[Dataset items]
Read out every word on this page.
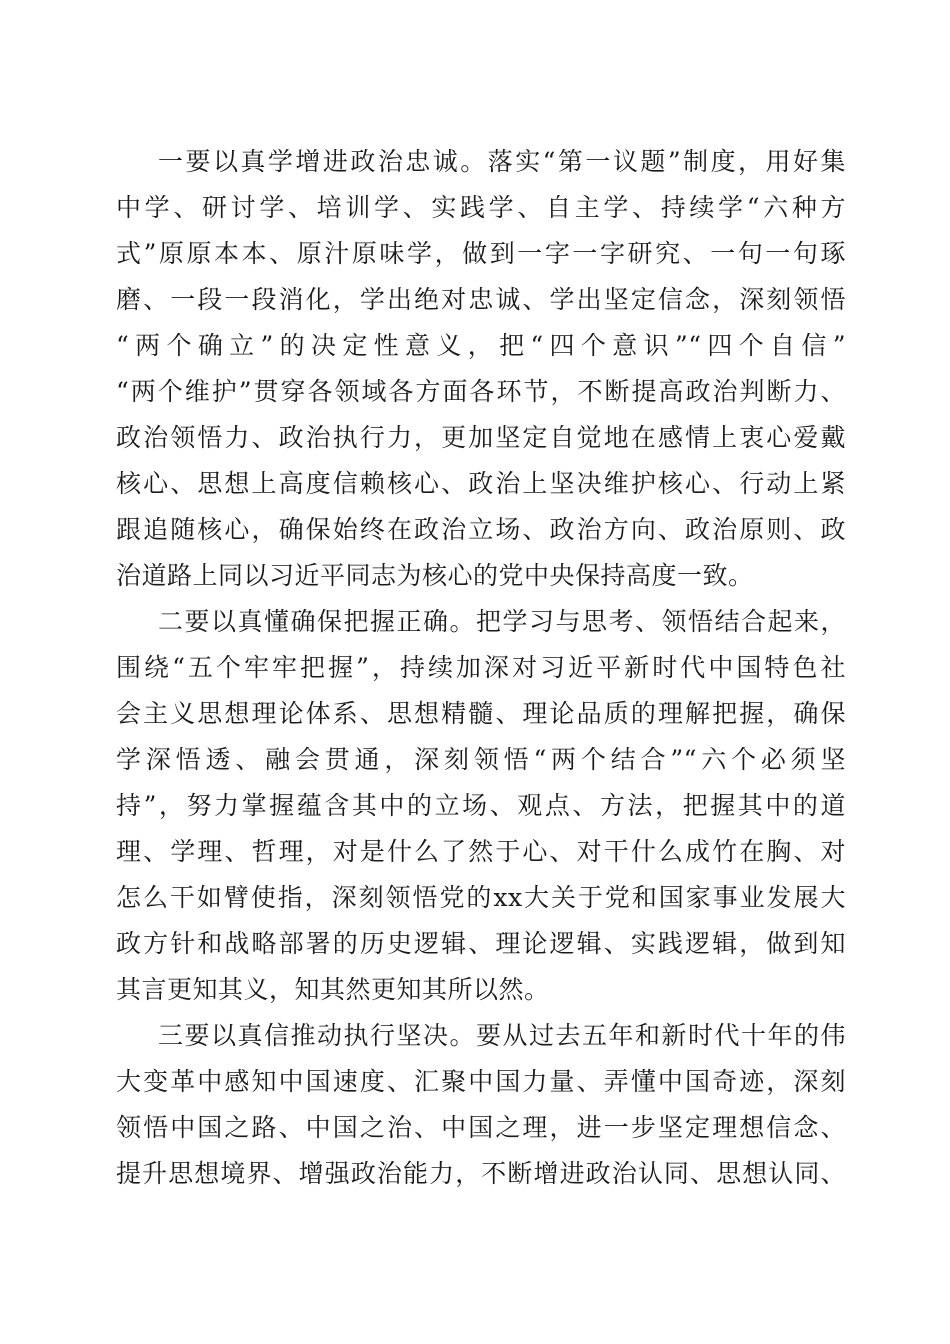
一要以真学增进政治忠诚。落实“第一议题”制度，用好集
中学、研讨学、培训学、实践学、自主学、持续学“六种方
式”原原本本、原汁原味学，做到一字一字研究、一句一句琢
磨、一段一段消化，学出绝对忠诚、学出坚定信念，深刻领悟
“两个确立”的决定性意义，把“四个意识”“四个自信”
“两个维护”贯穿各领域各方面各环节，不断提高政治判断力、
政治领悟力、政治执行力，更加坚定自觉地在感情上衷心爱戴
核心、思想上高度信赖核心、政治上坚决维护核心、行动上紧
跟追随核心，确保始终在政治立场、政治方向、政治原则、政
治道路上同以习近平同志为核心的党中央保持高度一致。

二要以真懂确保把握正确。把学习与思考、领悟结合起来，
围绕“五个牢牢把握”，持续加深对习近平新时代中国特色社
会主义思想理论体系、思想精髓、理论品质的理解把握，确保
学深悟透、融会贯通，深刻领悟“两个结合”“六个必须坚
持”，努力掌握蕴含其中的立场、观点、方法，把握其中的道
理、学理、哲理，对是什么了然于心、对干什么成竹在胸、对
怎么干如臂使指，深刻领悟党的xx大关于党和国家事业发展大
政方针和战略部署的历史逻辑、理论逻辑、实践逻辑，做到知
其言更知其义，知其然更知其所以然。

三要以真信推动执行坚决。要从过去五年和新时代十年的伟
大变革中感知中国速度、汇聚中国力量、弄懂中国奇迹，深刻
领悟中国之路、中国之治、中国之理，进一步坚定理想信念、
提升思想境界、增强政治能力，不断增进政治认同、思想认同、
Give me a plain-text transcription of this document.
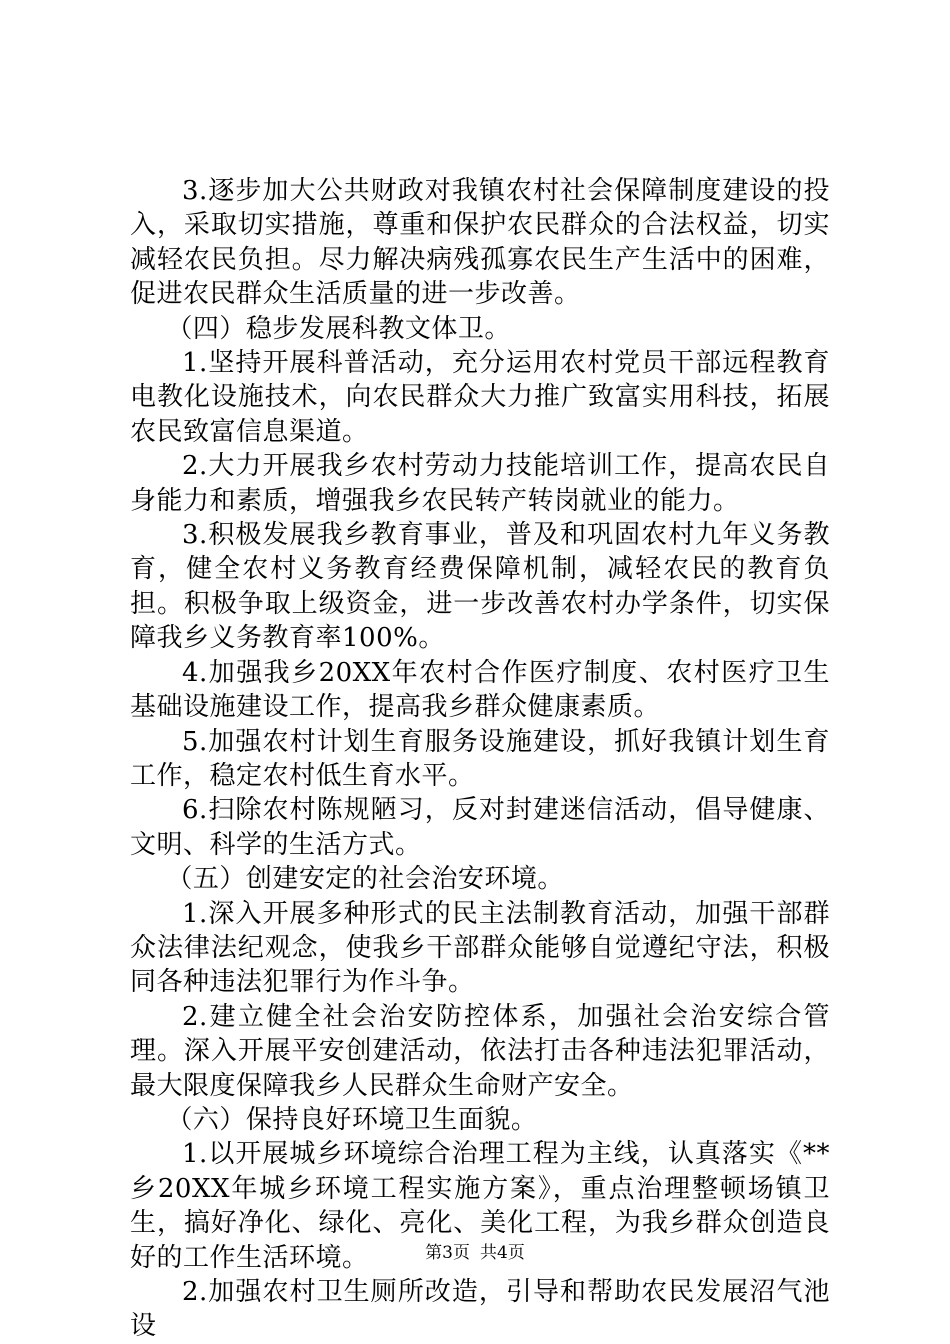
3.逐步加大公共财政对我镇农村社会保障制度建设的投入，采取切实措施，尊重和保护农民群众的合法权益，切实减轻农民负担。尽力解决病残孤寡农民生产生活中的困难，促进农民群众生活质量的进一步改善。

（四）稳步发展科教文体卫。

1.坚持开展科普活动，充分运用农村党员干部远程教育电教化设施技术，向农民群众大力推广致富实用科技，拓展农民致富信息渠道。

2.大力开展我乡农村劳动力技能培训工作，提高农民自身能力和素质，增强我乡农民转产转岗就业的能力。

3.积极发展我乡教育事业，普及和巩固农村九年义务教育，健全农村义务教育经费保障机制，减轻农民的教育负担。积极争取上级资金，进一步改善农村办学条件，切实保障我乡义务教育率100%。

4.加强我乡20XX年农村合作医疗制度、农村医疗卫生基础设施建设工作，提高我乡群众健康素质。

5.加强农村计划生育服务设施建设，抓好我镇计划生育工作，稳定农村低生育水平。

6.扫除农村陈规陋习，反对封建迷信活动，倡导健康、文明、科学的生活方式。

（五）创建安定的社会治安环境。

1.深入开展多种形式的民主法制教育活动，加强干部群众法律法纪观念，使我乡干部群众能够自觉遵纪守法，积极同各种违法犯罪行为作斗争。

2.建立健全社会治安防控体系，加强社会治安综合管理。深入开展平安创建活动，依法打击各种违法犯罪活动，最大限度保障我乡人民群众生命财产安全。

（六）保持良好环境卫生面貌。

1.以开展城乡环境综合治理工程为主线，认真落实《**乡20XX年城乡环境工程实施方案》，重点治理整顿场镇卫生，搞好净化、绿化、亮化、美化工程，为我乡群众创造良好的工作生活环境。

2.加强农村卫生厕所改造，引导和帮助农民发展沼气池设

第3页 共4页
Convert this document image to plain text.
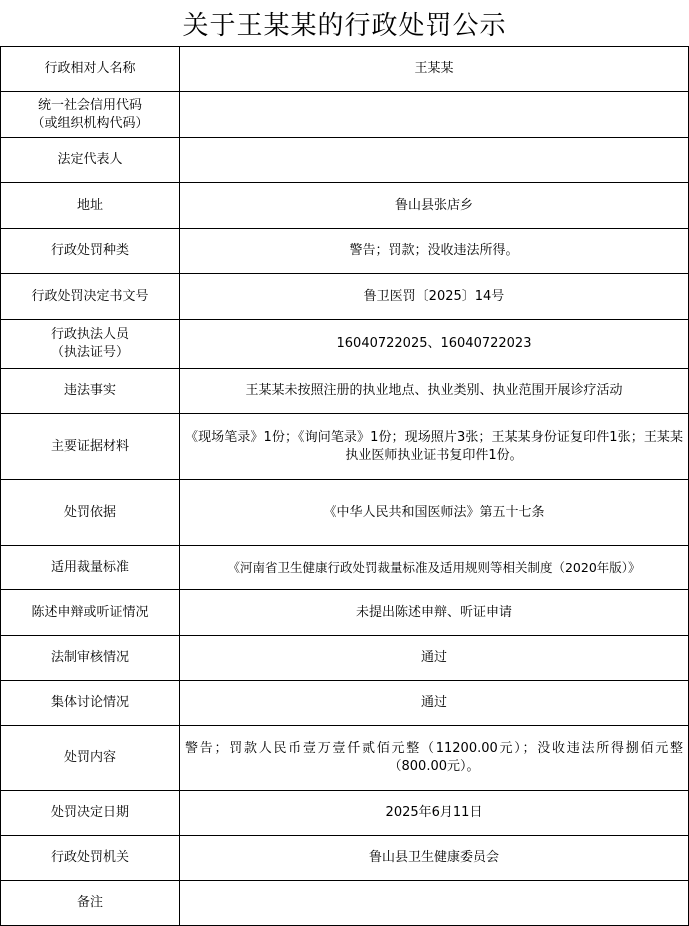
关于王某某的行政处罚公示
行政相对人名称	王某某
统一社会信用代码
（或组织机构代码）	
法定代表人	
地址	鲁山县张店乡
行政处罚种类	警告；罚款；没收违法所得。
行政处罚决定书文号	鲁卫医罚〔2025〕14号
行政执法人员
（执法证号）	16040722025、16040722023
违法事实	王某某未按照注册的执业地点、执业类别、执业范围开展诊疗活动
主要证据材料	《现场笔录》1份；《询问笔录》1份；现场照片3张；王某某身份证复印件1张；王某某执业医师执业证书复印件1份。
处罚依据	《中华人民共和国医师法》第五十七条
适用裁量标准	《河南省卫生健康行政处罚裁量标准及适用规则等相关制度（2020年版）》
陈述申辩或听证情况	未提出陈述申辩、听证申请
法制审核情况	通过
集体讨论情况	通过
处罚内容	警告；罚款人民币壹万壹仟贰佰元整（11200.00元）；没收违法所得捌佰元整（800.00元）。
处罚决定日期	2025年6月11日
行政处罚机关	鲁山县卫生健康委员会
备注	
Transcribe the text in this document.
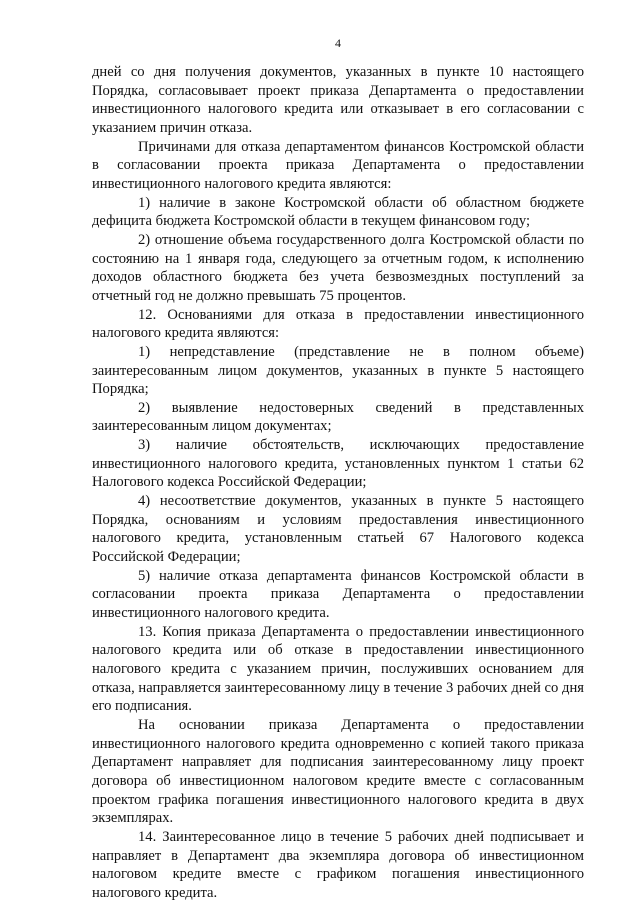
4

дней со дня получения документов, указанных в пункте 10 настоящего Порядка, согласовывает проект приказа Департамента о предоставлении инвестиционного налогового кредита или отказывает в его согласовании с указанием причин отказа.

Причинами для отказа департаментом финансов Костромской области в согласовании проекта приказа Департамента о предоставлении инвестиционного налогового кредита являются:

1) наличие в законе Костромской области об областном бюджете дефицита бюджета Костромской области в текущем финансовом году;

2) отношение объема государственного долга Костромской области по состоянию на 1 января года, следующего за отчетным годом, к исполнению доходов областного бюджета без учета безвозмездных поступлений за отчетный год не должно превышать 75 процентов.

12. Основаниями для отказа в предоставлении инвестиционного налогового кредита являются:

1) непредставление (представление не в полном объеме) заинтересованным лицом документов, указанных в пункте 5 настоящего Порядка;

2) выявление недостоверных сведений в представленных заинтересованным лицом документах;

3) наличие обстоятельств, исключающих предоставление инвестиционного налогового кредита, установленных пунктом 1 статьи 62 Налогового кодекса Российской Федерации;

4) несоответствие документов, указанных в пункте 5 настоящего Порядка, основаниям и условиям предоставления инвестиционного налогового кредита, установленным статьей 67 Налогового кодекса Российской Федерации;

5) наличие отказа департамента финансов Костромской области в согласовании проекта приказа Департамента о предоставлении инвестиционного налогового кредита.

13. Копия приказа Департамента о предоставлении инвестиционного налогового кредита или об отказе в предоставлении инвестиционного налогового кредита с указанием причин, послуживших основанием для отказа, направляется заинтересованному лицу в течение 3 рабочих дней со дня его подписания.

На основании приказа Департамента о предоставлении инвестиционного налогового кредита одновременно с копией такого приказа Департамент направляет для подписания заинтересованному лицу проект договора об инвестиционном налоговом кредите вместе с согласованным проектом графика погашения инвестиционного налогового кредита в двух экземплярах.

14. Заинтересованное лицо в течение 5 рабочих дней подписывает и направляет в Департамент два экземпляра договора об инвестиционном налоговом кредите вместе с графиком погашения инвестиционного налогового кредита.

» **Exercise details**
Leaving all pictures aside, quote each record exactly.

» **Output for this task**
Read out every word on this page.
一要以真学增进政治忠诚。落实“第一议题”制度，用好集
中学、研讨学、培训学、实践学、自主学、持续学“六种方
式”原原本本、原汁原味学，做到一字一字研究、一句一句琢
磨、一段一段消化，学出绝对忠诚、学出坚定信念，深刻领悟
“两个确立”的决定性意义，把“四个意识”“四个自信”
“两个维护”贯穿各领域各方面各环节，不断提高政治判断力、
政治领悟力、政治执行力，更加坚定自觉地在感情上衷心爱戴
核心、思想上高度信赖核心、政治上坚决维护核心、行动上紧
跟追随核心，确保始终在政治立场、政治方向、政治原则、政
治道路上同以习近平同志为核心的党中央保持高度一致。

二要以真懂确保把握正确。把学习与思考、领悟结合起来，
围绕“五个牢牢把握”，持续加深对习近平新时代中国特色社
会主义思想理论体系、思想精髓、理论品质的理解把握，确保
学深悟透、融会贯通，深刻领悟“两个结合”“六个必须坚
持”，努力掌握蕴含其中的立场、观点、方法，把握其中的道
理、学理、哲理，对是什么了然于心、对干什么成竹在胸、对
怎么干如臂使指，深刻领悟党的xx大关于党和国家事业发展大
政方针和战略部署的历史逻辑、理论逻辑、实践逻辑，做到知
其言更知其义，知其然更知其所以然。

三要以真信推动执行坚决。要从过去五年和新时代十年的伟
大变革中感知中国速度、汇聚中国力量、弄懂中国奇迹，深刻
领悟中国之路、中国之治、中国之理，进一步坚定理想信念、
提升思想境界、增强政治能力，不断增进政治认同、思想认同、
Give me a plain-text transcription of this document.
3.逐步加大公共财政对我镇农村社会保障制度建设的投入，采取切实措施，尊重和保护农民群众的合法权益，切实减轻农民负担。尽力解决病残孤寡农民生产生活中的困难，促进农民群众生活质量的进一步改善。

（四）稳步发展科教文体卫。

1.坚持开展科普活动，充分运用农村党员干部远程教育电教化设施技术，向农民群众大力推广致富实用科技，拓展农民致富信息渠道。

2.大力开展我乡农村劳动力技能培训工作，提高农民自身能力和素质，增强我乡农民转产转岗就业的能力。

3.积极发展我乡教育事业，普及和巩固农村九年义务教育，健全农村义务教育经费保障机制，减轻农民的教育负担。积极争取上级资金，进一步改善农村办学条件，切实保障我乡义务教育率100%。

4.加强我乡20XX年农村合作医疗制度、农村医疗卫生基础设施建设工作，提高我乡群众健康素质。

5.加强农村计划生育服务设施建设，抓好我镇计划生育工作，稳定农村低生育水平。

6.扫除农村陈规陋习，反对封建迷信活动，倡导健康、文明、科学的生活方式。

（五）创建安定的社会治安环境。

1.深入开展多种形式的民主法制教育活动，加强干部群众法律法纪观念，使我乡干部群众能够自觉遵纪守法，积极同各种违法犯罪行为作斗争。

2.建立健全社会治安防控体系，加强社会治安综合管理。深入开展平安创建活动，依法打击各种违法犯罪活动，最大限度保障我乡人民群众生命财产安全。

（六）保持良好环境卫生面貌。

1.以开展城乡环境综合治理工程为主线，认真落实《**乡20XX年城乡环境工程实施方案》，重点治理整顿场镇卫生，搞好净化、绿化、亮化、美化工程，为我乡群众创造良好的工作生活环境。

2.加强农村卫生厕所改造，引导和帮助农民发展沼气池设

第3页 共4页
Convert this document image to plain text.
关于王某某的行政处罚公示
行政相对人名称	王某某
统一社会信用代码
（或组织机构代码）	
法定代表人	
地址	鲁山县张店乡
行政处罚种类	警告；罚款；没收违法所得。
行政处罚决定书文号	鲁卫医罚〔2025〕14号
行政执法人员
（执法证号）	16040722025、16040722023
违法事实	王某某未按照注册的执业地点、执业类别、执业范围开展诊疗活动
主要证据材料	《现场笔录》1份；《询问笔录》1份；现场照片3张；王某某身份证复印件1张；王某某执业医师执业证书复印件1份。
处罚依据	《中华人民共和国医师法》第五十七条
适用裁量标准	《河南省卫生健康行政处罚裁量标准及适用规则等相关制度（2020年版）》
陈述申辩或听证情况	未提出陈述申辩、听证申请
法制审核情况	通过
集体讨论情况	通过
处罚内容	警告；罚款人民币壹万壹仟贰佰元整（11200.00元）；没收违法所得捌佰元整（800.00元）。
处罚决定日期	2025年6月11日
行政处罚机关	鲁山县卫生健康委员会
备注	
Transcribe the text in this document.
4

дней со дня получения документов, указанных в пункте 10 настоящего Порядка, согласовывает проект приказа Департамента о предоставлении инвестиционного налогового кредита или отказывает в его согласовании с указанием причин отказа.

Причинами для отказа департаментом финансов Костромской области в согласовании проекта приказа Департамента о предоставлении инвестиционного налогового кредита являются:

1) наличие в законе Костромской области об областном бюджете дефицита бюджета Костромской области в текущем финансовом году;

2) отношение объема государственного долга Костромской области по состоянию на 1 января года, следующего за отчетным годом, к исполнению доходов областного бюджета без учета безвозмездных поступлений за отчетный год не должно превышать 75 процентов.

12. Основаниями для отказа в предоставлении инвестиционного налогового кредита являются:

1) непредставление (представление не в полном объеме) заинтересованным лицом документов, указанных в пункте 5 настоящего Порядка;

2) выявление недостоверных сведений в представленных заинтересованным лицом документах;

3) наличие обстоятельств, исключающих предоставление инвестиционного налогового кредита, установленных пунктом 1 статьи 62 Налогового кодекса Российской Федерации;

4) несоответствие документов, указанных в пункте 5 настоящего Порядка, основаниям и условиям предоставления инвестиционного налогового кредита, установленным статьей 67 Налогового кодекса Российской Федерации;

5) наличие отказа департамента финансов Костромской области в согласовании проекта приказа Департамента о предоставлении инвестиционного налогового кредита.

13. Копия приказа Департамента о предоставлении инвестиционного налогового кредита или об отказе в предоставлении инвестиционного налогового кредита с указанием причин, послуживших основанием для отказа, направляется заинтересованному лицу в течение 3 рабочих дней со дня его подписания.

На основании приказа Департамента о предоставлении инвестиционного налогового кредита одновременно с копией такого приказа Департамент направляет для подписания заинтересованному лицу проект договора об инвестиционном налоговом кредите вместе с согласованным проектом графика погашения инвестиционного налогового кредита в двух экземплярах.

14. Заинтересованное лицо в течение 5 рабочих дней подписывает и направляет в Департамент два экземпляра договора об инвестиционном налоговом кредите вместе с графиком погашения инвестиционного налогового кредита.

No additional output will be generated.